(BRIEF): Write out each of the following lines as an entry in a numbered list, omitting any blank lines.

* start DATA SECTION *

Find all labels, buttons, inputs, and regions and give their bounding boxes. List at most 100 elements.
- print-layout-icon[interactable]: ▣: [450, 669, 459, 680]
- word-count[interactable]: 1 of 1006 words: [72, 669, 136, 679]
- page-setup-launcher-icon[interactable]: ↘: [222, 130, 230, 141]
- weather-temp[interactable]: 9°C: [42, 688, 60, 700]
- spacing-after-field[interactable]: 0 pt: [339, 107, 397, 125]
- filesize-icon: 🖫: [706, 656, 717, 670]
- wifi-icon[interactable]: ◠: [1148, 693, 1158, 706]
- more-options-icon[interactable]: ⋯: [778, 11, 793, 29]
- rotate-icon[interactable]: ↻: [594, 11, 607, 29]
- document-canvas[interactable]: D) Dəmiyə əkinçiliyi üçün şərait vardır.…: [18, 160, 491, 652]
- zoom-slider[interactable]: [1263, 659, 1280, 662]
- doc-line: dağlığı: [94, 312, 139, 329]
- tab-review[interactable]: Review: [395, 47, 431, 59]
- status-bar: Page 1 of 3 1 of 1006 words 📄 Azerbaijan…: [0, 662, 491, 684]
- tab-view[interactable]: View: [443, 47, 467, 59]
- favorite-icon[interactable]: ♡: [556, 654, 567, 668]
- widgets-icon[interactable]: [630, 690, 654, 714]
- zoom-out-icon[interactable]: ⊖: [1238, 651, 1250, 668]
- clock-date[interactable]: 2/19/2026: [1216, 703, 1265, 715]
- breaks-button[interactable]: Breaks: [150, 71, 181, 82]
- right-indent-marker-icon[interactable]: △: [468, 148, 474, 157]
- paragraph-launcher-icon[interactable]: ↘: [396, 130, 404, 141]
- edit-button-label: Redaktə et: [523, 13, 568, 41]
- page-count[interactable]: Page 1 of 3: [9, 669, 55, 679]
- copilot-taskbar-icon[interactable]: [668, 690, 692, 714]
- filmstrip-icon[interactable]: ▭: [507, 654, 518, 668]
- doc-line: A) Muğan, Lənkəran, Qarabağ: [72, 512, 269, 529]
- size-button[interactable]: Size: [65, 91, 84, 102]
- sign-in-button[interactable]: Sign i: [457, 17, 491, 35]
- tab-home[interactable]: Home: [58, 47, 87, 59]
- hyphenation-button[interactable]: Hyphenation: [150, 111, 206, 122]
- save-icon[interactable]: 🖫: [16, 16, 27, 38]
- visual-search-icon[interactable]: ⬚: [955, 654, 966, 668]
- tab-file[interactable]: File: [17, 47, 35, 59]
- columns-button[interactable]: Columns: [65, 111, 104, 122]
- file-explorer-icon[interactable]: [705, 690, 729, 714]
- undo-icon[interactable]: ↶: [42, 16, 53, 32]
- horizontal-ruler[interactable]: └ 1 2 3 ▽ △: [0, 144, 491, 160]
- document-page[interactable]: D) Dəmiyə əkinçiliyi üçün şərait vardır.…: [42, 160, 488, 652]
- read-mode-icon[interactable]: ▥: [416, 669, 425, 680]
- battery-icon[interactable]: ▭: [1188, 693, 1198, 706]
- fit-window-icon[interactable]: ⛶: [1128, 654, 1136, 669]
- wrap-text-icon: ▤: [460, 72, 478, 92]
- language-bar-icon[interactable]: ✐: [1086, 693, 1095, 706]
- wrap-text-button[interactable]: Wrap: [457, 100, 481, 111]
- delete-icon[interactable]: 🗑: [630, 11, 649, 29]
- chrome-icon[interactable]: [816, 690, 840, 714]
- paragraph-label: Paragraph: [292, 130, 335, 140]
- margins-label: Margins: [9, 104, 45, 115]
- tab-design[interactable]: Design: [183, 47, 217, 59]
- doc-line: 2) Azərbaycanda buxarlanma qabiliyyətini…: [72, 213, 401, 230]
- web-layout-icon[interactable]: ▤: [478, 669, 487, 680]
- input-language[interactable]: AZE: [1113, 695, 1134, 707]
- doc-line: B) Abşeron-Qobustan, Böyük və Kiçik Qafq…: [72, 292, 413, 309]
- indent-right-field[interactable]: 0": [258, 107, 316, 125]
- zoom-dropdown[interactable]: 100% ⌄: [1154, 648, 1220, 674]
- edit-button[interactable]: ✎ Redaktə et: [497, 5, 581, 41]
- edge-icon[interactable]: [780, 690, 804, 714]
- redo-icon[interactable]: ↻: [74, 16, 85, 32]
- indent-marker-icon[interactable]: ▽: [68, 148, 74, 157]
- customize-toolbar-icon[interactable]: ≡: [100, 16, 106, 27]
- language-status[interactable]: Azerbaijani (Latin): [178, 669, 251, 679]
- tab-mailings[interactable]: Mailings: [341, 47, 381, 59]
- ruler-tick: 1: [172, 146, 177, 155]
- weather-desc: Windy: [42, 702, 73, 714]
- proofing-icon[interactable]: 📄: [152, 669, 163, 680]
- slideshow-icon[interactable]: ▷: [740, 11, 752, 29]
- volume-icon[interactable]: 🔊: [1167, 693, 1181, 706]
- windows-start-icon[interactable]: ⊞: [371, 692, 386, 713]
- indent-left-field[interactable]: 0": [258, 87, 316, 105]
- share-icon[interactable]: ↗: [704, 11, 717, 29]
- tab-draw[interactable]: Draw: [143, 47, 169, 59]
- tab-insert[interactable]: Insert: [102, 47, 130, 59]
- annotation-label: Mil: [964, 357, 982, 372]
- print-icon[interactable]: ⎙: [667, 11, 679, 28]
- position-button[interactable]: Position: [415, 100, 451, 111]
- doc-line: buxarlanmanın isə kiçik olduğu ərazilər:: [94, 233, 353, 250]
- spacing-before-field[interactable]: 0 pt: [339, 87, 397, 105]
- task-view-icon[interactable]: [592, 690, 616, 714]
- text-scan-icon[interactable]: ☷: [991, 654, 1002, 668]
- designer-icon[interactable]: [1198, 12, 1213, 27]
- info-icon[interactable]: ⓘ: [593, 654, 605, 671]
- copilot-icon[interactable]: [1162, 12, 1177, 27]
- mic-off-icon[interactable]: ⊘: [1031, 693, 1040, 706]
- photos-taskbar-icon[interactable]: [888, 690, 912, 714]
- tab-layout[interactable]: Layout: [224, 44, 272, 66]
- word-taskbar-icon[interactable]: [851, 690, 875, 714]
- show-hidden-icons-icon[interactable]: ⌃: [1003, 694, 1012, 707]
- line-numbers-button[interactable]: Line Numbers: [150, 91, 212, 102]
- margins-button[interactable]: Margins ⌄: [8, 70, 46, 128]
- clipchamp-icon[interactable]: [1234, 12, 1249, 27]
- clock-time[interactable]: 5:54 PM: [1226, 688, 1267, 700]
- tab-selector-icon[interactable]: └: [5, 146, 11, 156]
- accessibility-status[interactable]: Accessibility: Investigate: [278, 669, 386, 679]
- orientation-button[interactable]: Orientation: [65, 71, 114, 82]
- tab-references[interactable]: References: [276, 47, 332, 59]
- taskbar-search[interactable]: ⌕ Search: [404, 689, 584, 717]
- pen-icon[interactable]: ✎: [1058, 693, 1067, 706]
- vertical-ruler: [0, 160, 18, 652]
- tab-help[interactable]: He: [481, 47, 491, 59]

* end DATA SECTION *

(ANSWER TO THE TASK):
1. Find all labels, buttons, inputs, and regions and give their bounding boxes. List at most 100 elements.
2. - print-layout-icon[interactable]: ▣: [450, 669, 459, 680]
3. - word-count[interactable]: 1 of 1006 words: [72, 669, 136, 679]
4. - page-setup-launcher-icon[interactable]: ↘: [222, 130, 230, 141]
5. - weather-temp[interactable]: 9°C: [42, 688, 60, 700]
6. - spacing-after-field[interactable]: 0 pt: [339, 107, 397, 125]
7. - filesize-icon: 🖫: [706, 656, 717, 670]
8. - wifi-icon[interactable]: ◠: [1148, 693, 1158, 706]
9. - more-options-icon[interactable]: ⋯: [778, 11, 793, 29]
10. - rotate-icon[interactable]: ↻: [594, 11, 607, 29]
11. - document-canvas[interactable]: D) Dəmiyə əkinçiliyi üçün şərait vardır.…: [18, 160, 491, 652]
12. - zoom-slider[interactable]: [1263, 659, 1280, 662]
13. - doc-line: dağlığı: [94, 312, 139, 329]
14. - tab-review[interactable]: Review: [395, 47, 431, 59]
15. - status-bar: Page 1 of 3 1 of 1006 words 📄 Azerbaijan…: [0, 662, 491, 684]
16. - tab-view[interactable]: View: [443, 47, 467, 59]
17. - favorite-icon[interactable]: ♡: [556, 654, 567, 668]
18. - widgets-icon[interactable]: [630, 690, 654, 714]
19. - zoom-out-icon[interactable]: ⊖: [1238, 651, 1250, 668]
20. - clock-date[interactable]: 2/19/2026: [1216, 703, 1265, 715]
21. - breaks-button[interactable]: Breaks: [150, 71, 181, 82]
22. - right-indent-marker-icon[interactable]: △: [468, 148, 474, 157]
23. - paragraph-launcher-icon[interactable]: ↘: [396, 130, 404, 141]
24. - edit-button-label: Redaktə et: [523, 13, 568, 41]
25. - page-count[interactable]: Page 1 of 3: [9, 669, 55, 679]
26. - copilot-taskbar-icon[interactable]: [668, 690, 692, 714]
27. - filmstrip-icon[interactable]: ▭: [507, 654, 518, 668]
28. - doc-line: A) Muğan, Lənkəran, Qarabağ: [72, 512, 269, 529]
29. - size-button[interactable]: Size: [65, 91, 84, 102]
30. - sign-in-button[interactable]: Sign i: [457, 17, 491, 35]
31. - tab-home[interactable]: Home: [58, 47, 87, 59]
32. - hyphenation-button[interactable]: Hyphenation: [150, 111, 206, 122]
33. - save-icon[interactable]: 🖫: [16, 16, 27, 38]
34. - visual-search-icon[interactable]: ⬚: [955, 654, 966, 668]
35. - tab-file[interactable]: File: [17, 47, 35, 59]
36. - columns-button[interactable]: Columns: [65, 111, 104, 122]
37. - file-explorer-icon[interactable]: [705, 690, 729, 714]
38. - undo-icon[interactable]: ↶: [42, 16, 53, 32]
39. - horizontal-ruler[interactable]: └ 1 2 3 ▽ △: [0, 144, 491, 160]
40. - document-page[interactable]: D) Dəmiyə əkinçiliyi üçün şərait vardır.…: [42, 160, 488, 652]
41. - read-mode-icon[interactable]: ▥: [416, 669, 425, 680]
42. - battery-icon[interactable]: ▭: [1188, 693, 1198, 706]
43. - fit-window-icon[interactable]: ⛶: [1128, 654, 1136, 669]
44. - wrap-text-icon: ▤: [460, 72, 478, 92]
45. - language-bar-icon[interactable]: ✐: [1086, 693, 1095, 706]
46. - wrap-text-button[interactable]: Wrap: [457, 100, 481, 111]
47. - delete-icon[interactable]: 🗑: [630, 11, 649, 29]
48. - chrome-icon[interactable]: [816, 690, 840, 714]
49. - paragraph-label: Paragraph: [292, 130, 335, 140]
50. - margins-label: Margins: [9, 104, 45, 115]
51. - tab-design[interactable]: Design: [183, 47, 217, 59]
52. - doc-line: 2) Azərbaycanda buxarlanma qabiliyyətini…: [72, 213, 401, 230]
53. - web-layout-icon[interactable]: ▤: [478, 669, 487, 680]
54. - input-language[interactable]: AZE: [1113, 695, 1134, 707]
55. - doc-line: B) Abşeron-Qobustan, Böyük və Kiçik Qafq…: [72, 292, 413, 309]
56. - indent-right-field[interactable]: 0": [258, 107, 316, 125]
57. - zoom-dropdown[interactable]: 100% ⌄: [1154, 648, 1220, 674]
58. - edit-button[interactable]: ✎ Redaktə et: [497, 5, 581, 41]
59. - edge-icon[interactable]: [780, 690, 804, 714]
60. - redo-icon[interactable]: ↻: [74, 16, 85, 32]
61. - indent-marker-icon[interactable]: ▽: [68, 148, 74, 157]
62. - customize-toolbar-icon[interactable]: ≡: [100, 16, 106, 27]
63. - language-status[interactable]: Azerbaijani (Latin): [178, 669, 251, 679]
64. - tab-mailings[interactable]: Mailings: [341, 47, 381, 59]
65. - ruler-tick: 1: [172, 146, 177, 155]
66. - weather-desc: Windy: [42, 702, 73, 714]
67. - proofing-icon[interactable]: 📄: [152, 669, 163, 680]
68. - slideshow-icon[interactable]: ▷: [740, 11, 752, 29]
69. - volume-icon[interactable]: 🔊: [1167, 693, 1181, 706]
70. - windows-start-icon[interactable]: ⊞: [371, 692, 386, 713]
71. - indent-left-field[interactable]: 0": [258, 87, 316, 105]
72. - share-icon[interactable]: ↗: [704, 11, 717, 29]
73. - tab-draw[interactable]: Draw: [143, 47, 169, 59]
74. - tab-insert[interactable]: Insert: [102, 47, 130, 59]
75. - annotation-label: Mil: [964, 357, 982, 372]
76. - print-icon[interactable]: ⎙: [667, 11, 679, 28]
77. - position-button[interactable]: Position: [415, 100, 451, 111]
78. - doc-line: buxarlanmanın isə kiçik olduğu ərazilər:: [94, 233, 353, 250]
79. - spacing-before-field[interactable]: 0 pt: [339, 87, 397, 105]
80. - task-view-icon[interactable]: [592, 690, 616, 714]
81. - text-scan-icon[interactable]: ☷: [991, 654, 1002, 668]
82. - designer-icon[interactable]: [1198, 12, 1213, 27]
83. - info-icon[interactable]: ⓘ: [593, 654, 605, 671]
84. - copilot-icon[interactable]: [1162, 12, 1177, 27]
85. - mic-off-icon[interactable]: ⊘: [1031, 693, 1040, 706]
86. - photos-taskbar-icon[interactable]: [888, 690, 912, 714]
87. - tab-layout[interactable]: Layout: [224, 44, 272, 66]
88. - word-taskbar-icon[interactable]: [851, 690, 875, 714]
89. - show-hidden-icons-icon[interactable]: ⌃: [1003, 694, 1012, 707]
90. - line-numbers-button[interactable]: Line Numbers: [150, 91, 212, 102]
91. - margins-button[interactable]: Margins ⌄: [8, 70, 46, 128]
92. - clipchamp-icon[interactable]: [1234, 12, 1249, 27]
93. - clock-time[interactable]: 5:54 PM: [1226, 688, 1267, 700]
94. - tab-selector-icon[interactable]: └: [5, 146, 11, 156]
95. - accessibility-status[interactable]: Accessibility: Investigate: [278, 669, 386, 679]
96. - orientation-button[interactable]: Orientation: [65, 71, 114, 82]
97. - tab-references[interactable]: References: [276, 47, 332, 59]
98. - taskbar-search[interactable]: ⌕ Search: [404, 689, 584, 717]
99. - pen-icon[interactable]: ✎: [1058, 693, 1067, 706]
100. - vertical-ruler: [0, 160, 18, 652]
101. - tab-help[interactable]: He: [481, 47, 491, 59]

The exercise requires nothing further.